[DATA SHOWN]:
※ ※ ※
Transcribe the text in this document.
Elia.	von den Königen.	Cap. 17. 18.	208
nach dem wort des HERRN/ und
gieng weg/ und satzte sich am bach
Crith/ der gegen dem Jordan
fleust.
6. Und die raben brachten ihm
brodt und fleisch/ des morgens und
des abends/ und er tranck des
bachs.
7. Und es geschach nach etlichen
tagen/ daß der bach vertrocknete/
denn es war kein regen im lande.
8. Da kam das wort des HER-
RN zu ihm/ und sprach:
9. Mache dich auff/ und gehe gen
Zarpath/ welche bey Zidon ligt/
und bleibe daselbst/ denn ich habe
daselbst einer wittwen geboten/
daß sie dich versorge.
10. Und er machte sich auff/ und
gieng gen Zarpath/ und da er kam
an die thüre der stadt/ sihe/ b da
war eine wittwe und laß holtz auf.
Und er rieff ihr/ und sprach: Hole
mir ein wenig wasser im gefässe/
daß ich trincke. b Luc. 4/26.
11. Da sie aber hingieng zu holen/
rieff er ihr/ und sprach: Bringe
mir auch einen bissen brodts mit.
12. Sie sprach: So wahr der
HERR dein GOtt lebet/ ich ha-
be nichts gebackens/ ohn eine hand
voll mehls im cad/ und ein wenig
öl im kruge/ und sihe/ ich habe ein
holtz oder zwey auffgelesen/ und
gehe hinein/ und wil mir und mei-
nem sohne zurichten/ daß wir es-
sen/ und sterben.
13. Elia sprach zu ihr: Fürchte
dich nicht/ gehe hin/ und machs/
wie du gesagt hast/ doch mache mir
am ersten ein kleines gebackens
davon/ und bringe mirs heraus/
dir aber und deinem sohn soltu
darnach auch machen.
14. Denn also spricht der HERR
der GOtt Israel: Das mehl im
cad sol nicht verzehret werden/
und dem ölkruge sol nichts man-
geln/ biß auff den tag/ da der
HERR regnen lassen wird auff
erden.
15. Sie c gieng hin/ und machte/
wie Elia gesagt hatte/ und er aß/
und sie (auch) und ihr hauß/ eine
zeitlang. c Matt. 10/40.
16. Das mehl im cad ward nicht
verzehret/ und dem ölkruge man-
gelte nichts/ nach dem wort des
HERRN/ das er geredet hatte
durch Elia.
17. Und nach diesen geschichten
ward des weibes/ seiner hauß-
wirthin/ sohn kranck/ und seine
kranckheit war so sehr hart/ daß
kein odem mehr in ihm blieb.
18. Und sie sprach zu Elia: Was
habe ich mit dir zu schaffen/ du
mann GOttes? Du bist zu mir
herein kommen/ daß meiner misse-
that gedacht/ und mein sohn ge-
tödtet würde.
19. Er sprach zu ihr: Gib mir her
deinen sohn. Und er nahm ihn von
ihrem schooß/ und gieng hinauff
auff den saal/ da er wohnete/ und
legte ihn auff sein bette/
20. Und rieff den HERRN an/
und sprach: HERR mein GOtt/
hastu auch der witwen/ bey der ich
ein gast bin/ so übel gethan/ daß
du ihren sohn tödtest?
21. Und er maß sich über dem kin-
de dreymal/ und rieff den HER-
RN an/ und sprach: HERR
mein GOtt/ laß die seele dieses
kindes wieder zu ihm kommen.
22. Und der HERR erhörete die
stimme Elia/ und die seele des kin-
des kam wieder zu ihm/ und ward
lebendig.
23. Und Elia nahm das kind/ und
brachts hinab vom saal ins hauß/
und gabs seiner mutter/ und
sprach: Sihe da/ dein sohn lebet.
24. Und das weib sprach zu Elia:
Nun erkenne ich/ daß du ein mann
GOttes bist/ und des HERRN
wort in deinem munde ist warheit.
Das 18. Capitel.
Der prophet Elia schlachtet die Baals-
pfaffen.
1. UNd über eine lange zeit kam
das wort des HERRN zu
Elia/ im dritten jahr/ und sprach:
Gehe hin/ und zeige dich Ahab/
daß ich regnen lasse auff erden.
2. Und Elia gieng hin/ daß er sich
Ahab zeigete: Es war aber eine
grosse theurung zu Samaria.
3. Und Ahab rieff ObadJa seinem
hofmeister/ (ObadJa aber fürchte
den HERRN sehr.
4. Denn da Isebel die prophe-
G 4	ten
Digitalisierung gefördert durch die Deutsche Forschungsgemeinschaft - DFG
※ ※ ※
[EXERCISE]: Give the listing above again, word for word.

[WRITTEN RESPONSE]:
Transcribe the text in this document.
Elia.	von den Königen.	Cap. 17. 18.	208
nach dem wort des HERRN/ und
gieng weg/ und satzte sich am bach
Crith/ der gegen dem Jordan
fleust.
6. Und die raben brachten ihm
brodt und fleisch/ des morgens und
des abends/ und er tranck des
bachs.
7. Und es geschach nach etlichen
tagen/ daß der bach vertrocknete/
denn es war kein regen im lande.
8. Da kam das wort des HER-
RN zu ihm/ und sprach:
9. Mache dich auff/ und gehe gen
Zarpath/ welche bey Zidon ligt/
und bleibe daselbst/ denn ich habe
daselbst einer wittwen geboten/
daß sie dich versorge.
10. Und er machte sich auff/ und
gieng gen Zarpath/ und da er kam
an die thüre der stadt/ sihe/ b da
war eine wittwe und laß holtz auf.
Und er rieff ihr/ und sprach: Hole
mir ein wenig wasser im gefässe/
daß ich trincke. b Luc. 4/26.
11. Da sie aber hingieng zu holen/
rieff er ihr/ und sprach: Bringe
mir auch einen bissen brodts mit.
12. Sie sprach: So wahr der
HERR dein GOtt lebet/ ich ha-
be nichts gebackens/ ohn eine hand
voll mehls im cad/ und ein wenig
öl im kruge/ und sihe/ ich habe ein
holtz oder zwey auffgelesen/ und
gehe hinein/ und wil mir und mei-
nem sohne zurichten/ daß wir es-
sen/ und sterben.
13. Elia sprach zu ihr: Fürchte
dich nicht/ gehe hin/ und machs/
wie du gesagt hast/ doch mache mir
am ersten ein kleines gebackens
davon/ und bringe mirs heraus/
dir aber und deinem sohn soltu
darnach auch machen.
14. Denn also spricht der HERR
der GOtt Israel: Das mehl im
cad sol nicht verzehret werden/
und dem ölkruge sol nichts man-
geln/ biß auff den tag/ da der
HERR regnen lassen wird auff
erden.
15. Sie c gieng hin/ und machte/
wie Elia gesagt hatte/ und er aß/
und sie (auch) und ihr hauß/ eine
zeitlang. c Matt. 10/40.
16. Das mehl im cad ward nicht
verzehret/ und dem ölkruge man-
gelte nichts/ nach dem wort des
HERRN/ das er geredet hatte
durch Elia.
17. Und nach diesen geschichten
ward des weibes/ seiner hauß-
wirthin/ sohn kranck/ und seine
kranckheit war so sehr hart/ daß
kein odem mehr in ihm blieb.
18. Und sie sprach zu Elia: Was
habe ich mit dir zu schaffen/ du
mann GOttes? Du bist zu mir
herein kommen/ daß meiner misse-
that gedacht/ und mein sohn ge-
tödtet würde.
19. Er sprach zu ihr: Gib mir her
deinen sohn. Und er nahm ihn von
ihrem schooß/ und gieng hinauff
auff den saal/ da er wohnete/ und
legte ihn auff sein bette/
20. Und rieff den HERRN an/
und sprach: HERR mein GOtt/
hastu auch der witwen/ bey der ich
ein gast bin/ so übel gethan/ daß
du ihren sohn tödtest?
21. Und er maß sich über dem kin-
de dreymal/ und rieff den HER-
RN an/ und sprach: HERR
mein GOtt/ laß die seele dieses
kindes wieder zu ihm kommen.
22. Und der HERR erhörete die
stimme Elia/ und die seele des kin-
des kam wieder zu ihm/ und ward
lebendig.
23. Und Elia nahm das kind/ und
brachts hinab vom saal ins hauß/
und gabs seiner mutter/ und
sprach: Sihe da/ dein sohn lebet.
24. Und das weib sprach zu Elia:
Nun erkenne ich/ daß du ein mann
GOttes bist/ und des HERRN
wort in deinem munde ist warheit.
Das 18. Capitel.
Der prophet Elia schlachtet die Baals-
pfaffen.
1. UNd über eine lange zeit kam
das wort des HERRN zu
Elia/ im dritten jahr/ und sprach:
Gehe hin/ und zeige dich Ahab/
daß ich regnen lasse auff erden.
2. Und Elia gieng hin/ daß er sich
Ahab zeigete: Es war aber eine
grosse theurung zu Samaria.
3. Und Ahab rieff ObadJa seinem
hofmeister/ (ObadJa aber fürchte
den HERRN sehr.
4. Denn da Isebel die prophe-
G 4	ten
Digitalisierung gefördert durch die Deutsche Forschungsgemeinschaft - DFG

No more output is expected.